## WHAT IS BEING ASKED
All of the material below is to be returned exactly.

--------------------------------

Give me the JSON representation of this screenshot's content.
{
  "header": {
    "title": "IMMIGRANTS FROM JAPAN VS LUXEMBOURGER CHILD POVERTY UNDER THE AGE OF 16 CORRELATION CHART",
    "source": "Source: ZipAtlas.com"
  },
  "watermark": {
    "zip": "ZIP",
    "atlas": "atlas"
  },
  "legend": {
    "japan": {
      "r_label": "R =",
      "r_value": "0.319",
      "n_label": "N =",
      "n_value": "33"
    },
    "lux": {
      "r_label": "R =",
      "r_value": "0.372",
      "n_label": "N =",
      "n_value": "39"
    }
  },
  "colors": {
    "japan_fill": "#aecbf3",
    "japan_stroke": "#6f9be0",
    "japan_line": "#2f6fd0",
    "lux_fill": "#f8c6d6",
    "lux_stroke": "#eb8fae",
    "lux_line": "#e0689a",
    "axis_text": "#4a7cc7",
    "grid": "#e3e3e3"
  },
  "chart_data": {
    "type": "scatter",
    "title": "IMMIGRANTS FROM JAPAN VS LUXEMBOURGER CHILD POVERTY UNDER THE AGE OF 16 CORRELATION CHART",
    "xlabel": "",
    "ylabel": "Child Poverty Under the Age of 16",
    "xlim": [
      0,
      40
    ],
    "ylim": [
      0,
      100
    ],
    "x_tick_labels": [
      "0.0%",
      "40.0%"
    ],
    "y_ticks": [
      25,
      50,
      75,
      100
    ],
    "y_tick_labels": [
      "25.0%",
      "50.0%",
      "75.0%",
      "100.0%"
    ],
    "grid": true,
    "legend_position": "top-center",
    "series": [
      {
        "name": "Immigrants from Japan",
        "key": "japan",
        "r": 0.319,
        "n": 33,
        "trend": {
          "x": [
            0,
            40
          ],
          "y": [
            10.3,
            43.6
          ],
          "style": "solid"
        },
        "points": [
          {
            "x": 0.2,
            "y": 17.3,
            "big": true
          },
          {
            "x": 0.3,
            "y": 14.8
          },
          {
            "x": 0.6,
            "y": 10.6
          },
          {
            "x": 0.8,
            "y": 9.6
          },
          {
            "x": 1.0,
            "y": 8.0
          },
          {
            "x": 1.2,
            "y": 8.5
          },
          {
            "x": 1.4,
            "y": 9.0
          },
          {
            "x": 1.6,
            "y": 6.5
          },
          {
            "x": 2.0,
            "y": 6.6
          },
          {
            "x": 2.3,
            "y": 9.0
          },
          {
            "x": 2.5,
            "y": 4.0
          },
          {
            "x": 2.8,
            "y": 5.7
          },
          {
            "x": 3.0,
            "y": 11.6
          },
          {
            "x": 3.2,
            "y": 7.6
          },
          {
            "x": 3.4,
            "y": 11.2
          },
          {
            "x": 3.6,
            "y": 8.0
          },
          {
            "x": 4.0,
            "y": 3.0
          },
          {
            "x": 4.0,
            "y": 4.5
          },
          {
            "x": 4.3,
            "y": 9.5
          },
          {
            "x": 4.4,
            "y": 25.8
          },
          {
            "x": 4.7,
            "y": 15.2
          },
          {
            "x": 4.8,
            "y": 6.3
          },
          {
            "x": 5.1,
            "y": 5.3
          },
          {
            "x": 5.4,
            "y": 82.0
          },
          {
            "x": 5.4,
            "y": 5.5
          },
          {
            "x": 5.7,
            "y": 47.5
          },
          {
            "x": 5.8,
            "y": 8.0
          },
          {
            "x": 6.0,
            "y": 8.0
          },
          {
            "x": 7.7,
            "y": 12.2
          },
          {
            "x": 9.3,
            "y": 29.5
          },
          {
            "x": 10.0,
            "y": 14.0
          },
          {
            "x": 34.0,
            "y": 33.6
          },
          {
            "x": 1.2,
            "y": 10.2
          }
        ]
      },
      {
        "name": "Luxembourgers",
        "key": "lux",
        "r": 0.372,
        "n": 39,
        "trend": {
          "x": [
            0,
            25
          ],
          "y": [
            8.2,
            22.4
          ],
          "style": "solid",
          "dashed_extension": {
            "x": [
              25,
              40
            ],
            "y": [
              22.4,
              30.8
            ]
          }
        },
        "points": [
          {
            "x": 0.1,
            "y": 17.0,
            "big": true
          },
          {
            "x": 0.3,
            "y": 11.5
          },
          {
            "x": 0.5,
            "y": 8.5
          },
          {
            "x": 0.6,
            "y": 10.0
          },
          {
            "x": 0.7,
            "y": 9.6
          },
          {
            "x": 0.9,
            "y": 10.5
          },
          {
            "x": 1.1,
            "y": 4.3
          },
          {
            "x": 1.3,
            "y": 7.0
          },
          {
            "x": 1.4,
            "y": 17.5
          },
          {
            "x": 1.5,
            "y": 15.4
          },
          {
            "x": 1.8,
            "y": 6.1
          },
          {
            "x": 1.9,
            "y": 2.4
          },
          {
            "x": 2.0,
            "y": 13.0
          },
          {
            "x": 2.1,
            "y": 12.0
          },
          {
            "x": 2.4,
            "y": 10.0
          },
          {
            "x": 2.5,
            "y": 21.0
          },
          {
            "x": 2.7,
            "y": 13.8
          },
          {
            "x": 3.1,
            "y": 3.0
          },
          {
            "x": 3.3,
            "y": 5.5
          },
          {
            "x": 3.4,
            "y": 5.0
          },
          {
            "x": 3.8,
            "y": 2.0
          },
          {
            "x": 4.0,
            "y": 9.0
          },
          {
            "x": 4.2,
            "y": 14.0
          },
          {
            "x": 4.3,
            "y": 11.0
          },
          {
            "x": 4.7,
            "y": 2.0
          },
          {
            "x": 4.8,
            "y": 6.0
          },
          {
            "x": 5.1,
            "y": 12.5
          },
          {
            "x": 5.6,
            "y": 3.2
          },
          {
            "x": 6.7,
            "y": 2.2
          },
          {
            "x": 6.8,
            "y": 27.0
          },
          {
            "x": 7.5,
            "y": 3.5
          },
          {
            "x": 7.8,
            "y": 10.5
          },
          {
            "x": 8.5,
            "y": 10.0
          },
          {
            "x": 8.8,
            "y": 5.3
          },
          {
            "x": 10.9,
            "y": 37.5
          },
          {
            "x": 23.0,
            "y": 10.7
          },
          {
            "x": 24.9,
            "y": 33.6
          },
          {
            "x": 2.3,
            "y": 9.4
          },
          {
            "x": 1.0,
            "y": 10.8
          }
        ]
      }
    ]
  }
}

--------------------------------

## SOLUTION TO THIS PROBLEM
Give me the JSON representation of this screenshot's content.
{
  "header": {
    "title": "IMMIGRANTS FROM JAPAN VS LUXEMBOURGER CHILD POVERTY UNDER THE AGE OF 16 CORRELATION CHART",
    "source": "Source: ZipAtlas.com"
  },
  "watermark": {
    "zip": "ZIP",
    "atlas": "atlas"
  },
  "legend": {
    "japan": {
      "r_label": "R =",
      "r_value": "0.319",
      "n_label": "N =",
      "n_value": "33"
    },
    "lux": {
      "r_label": "R =",
      "r_value": "0.372",
      "n_label": "N =",
      "n_value": "39"
    }
  },
  "colors": {
    "japan_fill": "#aecbf3",
    "japan_stroke": "#6f9be0",
    "japan_line": "#2f6fd0",
    "lux_fill": "#f8c6d6",
    "lux_stroke": "#eb8fae",
    "lux_line": "#e0689a",
    "axis_text": "#4a7cc7",
    "grid": "#e3e3e3"
  },
  "chart_data": {
    "type": "scatter",
    "title": "IMMIGRANTS FROM JAPAN VS LUXEMBOURGER CHILD POVERTY UNDER THE AGE OF 16 CORRELATION CHART",
    "xlabel": "",
    "ylabel": "Child Poverty Under the Age of 16",
    "xlim": [
      0,
      40
    ],
    "ylim": [
      0,
      100
    ],
    "x_tick_labels": [
      "0.0%",
      "40.0%"
    ],
    "y_ticks": [
      25,
      50,
      75,
      100
    ],
    "y_tick_labels": [
      "25.0%",
      "50.0%",
      "75.0%",
      "100.0%"
    ],
    "grid": true,
    "legend_position": "top-center",
    "series": [
      {
        "name": "Immigrants from Japan",
        "key": "japan",
        "r": 0.319,
        "n": 33,
        "trend": {
          "x": [
            0,
            40
          ],
          "y": [
            10.3,
            43.6
          ],
          "style": "solid"
        },
        "points": [
          {
            "x": 0.2,
            "y": 17.3,
            "big": true
          },
          {
            "x": 0.3,
            "y": 14.8
          },
          {
            "x": 0.6,
            "y": 10.6
          },
          {
            "x": 0.8,
            "y": 9.6
          },
          {
            "x": 1.0,
            "y": 8.0
          },
          {
            "x": 1.2,
            "y": 8.5
          },
          {
            "x": 1.4,
            "y": 9.0
          },
          {
            "x": 1.6,
            "y": 6.5
          },
          {
            "x": 2.0,
            "y": 6.6
          },
          {
            "x": 2.3,
            "y": 9.0
          },
          {
            "x": 2.5,
            "y": 4.0
          },
          {
            "x": 2.8,
            "y": 5.7
          },
          {
            "x": 3.0,
            "y": 11.6
          },
          {
            "x": 3.2,
            "y": 7.6
          },
          {
            "x": 3.4,
            "y": 11.2
          },
          {
            "x": 3.6,
            "y": 8.0
          },
          {
            "x": 4.0,
            "y": 3.0
          },
          {
            "x": 4.0,
            "y": 4.5
          },
          {
            "x": 4.3,
            "y": 9.5
          },
          {
            "x": 4.4,
            "y": 25.8
          },
          {
            "x": 4.7,
            "y": 15.2
          },
          {
            "x": 4.8,
            "y": 6.3
          },
          {
            "x": 5.1,
            "y": 5.3
          },
          {
            "x": 5.4,
            "y": 82.0
          },
          {
            "x": 5.4,
            "y": 5.5
          },
          {
            "x": 5.7,
            "y": 47.5
          },
          {
            "x": 5.8,
            "y": 8.0
          },
          {
            "x": 6.0,
            "y": 8.0
          },
          {
            "x": 7.7,
            "y": 12.2
          },
          {
            "x": 9.3,
            "y": 29.5
          },
          {
            "x": 10.0,
            "y": 14.0
          },
          {
            "x": 34.0,
            "y": 33.6
          },
          {
            "x": 1.2,
            "y": 10.2
          }
        ]
      },
      {
        "name": "Luxembourgers",
        "key": "lux",
        "r": 0.372,
        "n": 39,
        "trend": {
          "x": [
            0,
            25
          ],
          "y": [
            8.2,
            22.4
          ],
          "style": "solid",
          "dashed_extension": {
            "x": [
              25,
              40
            ],
            "y": [
              22.4,
              30.8
            ]
          }
        },
        "points": [
          {
            "x": 0.1,
            "y": 17.0,
            "big": true
          },
          {
            "x": 0.3,
            "y": 11.5
          },
          {
            "x": 0.5,
            "y": 8.5
          },
          {
            "x": 0.6,
            "y": 10.0
          },
          {
            "x": 0.7,
            "y": 9.6
          },
          {
            "x": 0.9,
            "y": 10.5
          },
          {
            "x": 1.1,
            "y": 4.3
          },
          {
            "x": 1.3,
            "y": 7.0
          },
          {
            "x": 1.4,
            "y": 17.5
          },
          {
            "x": 1.5,
            "y": 15.4
          },
          {
            "x": 1.8,
            "y": 6.1
          },
          {
            "x": 1.9,
            "y": 2.4
          },
          {
            "x": 2.0,
            "y": 13.0
          },
          {
            "x": 2.1,
            "y": 12.0
          },
          {
            "x": 2.4,
            "y": 10.0
          },
          {
            "x": 2.5,
            "y": 21.0
          },
          {
            "x": 2.7,
            "y": 13.8
          },
          {
            "x": 3.1,
            "y": 3.0
          },
          {
            "x": 3.3,
            "y": 5.5
          },
          {
            "x": 3.4,
            "y": 5.0
          },
          {
            "x": 3.8,
            "y": 2.0
          },
          {
            "x": 4.0,
            "y": 9.0
          },
          {
            "x": 4.2,
            "y": 14.0
          },
          {
            "x": 4.3,
            "y": 11.0
          },
          {
            "x": 4.7,
            "y": 2.0
          },
          {
            "x": 4.8,
            "y": 6.0
          },
          {
            "x": 5.1,
            "y": 12.5
          },
          {
            "x": 5.6,
            "y": 3.2
          },
          {
            "x": 6.7,
            "y": 2.2
          },
          {
            "x": 6.8,
            "y": 27.0
          },
          {
            "x": 7.5,
            "y": 3.5
          },
          {
            "x": 7.8,
            "y": 10.5
          },
          {
            "x": 8.5,
            "y": 10.0
          },
          {
            "x": 8.8,
            "y": 5.3
          },
          {
            "x": 10.9,
            "y": 37.5
          },
          {
            "x": 23.0,
            "y": 10.7
          },
          {
            "x": 24.9,
            "y": 33.6
          },
          {
            "x": 2.3,
            "y": 9.4
          },
          {
            "x": 1.0,
            "y": 10.8
          }
        ]
      }
    ]
  }
}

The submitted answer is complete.